> **Dataset**:
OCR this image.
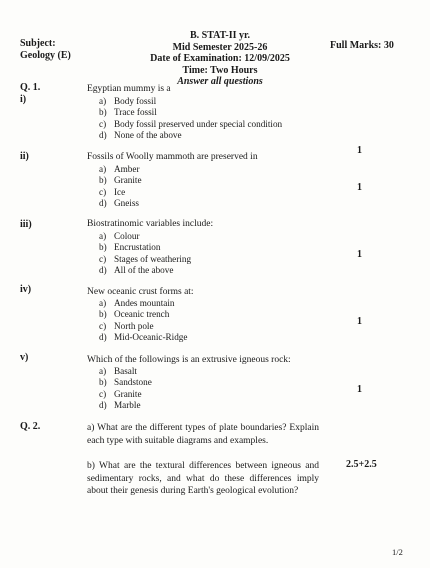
B. STAT-II yr.
Mid Semester 2025-26
Date of Examination: 12/09/2025
Time: Two Hours
Answer all questions
Subject:
Geology (E)
Full Marks: 30
Q. 1.
i)
Egyptian mummy is a
a) Body fossil
b) Trace fossil
c) Body fossil preserved under special condition
d) None of the above
1
ii)	Fossils of Woolly mammoth are preserved in
a) Amber
b) Granite
c) Ice
d) Gneiss
1
iii)	Biostratinomic variables include:
a) Colour
b) Encrustation
c) Stages of weathering
d) All of the above
1
iv)	New oceanic crust forms at:
a) Andes mountain
b) Oceanic trench
c) North pole
d) Mid-Oceanic-Ridge
1
v)	Which of the followings is an extrusive igneous rock:
a) Basalt
b) Sandstone
c) Granite
d) Marble
1
Q. 2.	a) What are the different types of plate boundaries? Explain each type with suitable diagrams and examples.
b) What are the textural differences between igneous and sedimentary rocks, and what do these differences imply about their genesis during Earth's geological evolution?
2.5+2.5
1/2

> **Aim of the exercise**: Search the data above for "What" and copy every line where it turns up.

> **Task output**:
Q. 2.	a) What are the different types of plate boundaries? Explain each type with suitable diagrams and examples.
b) What are the textural differences between igneous and sedimentary rocks, and what do these differences imply about their genesis during Earth's geological evolution?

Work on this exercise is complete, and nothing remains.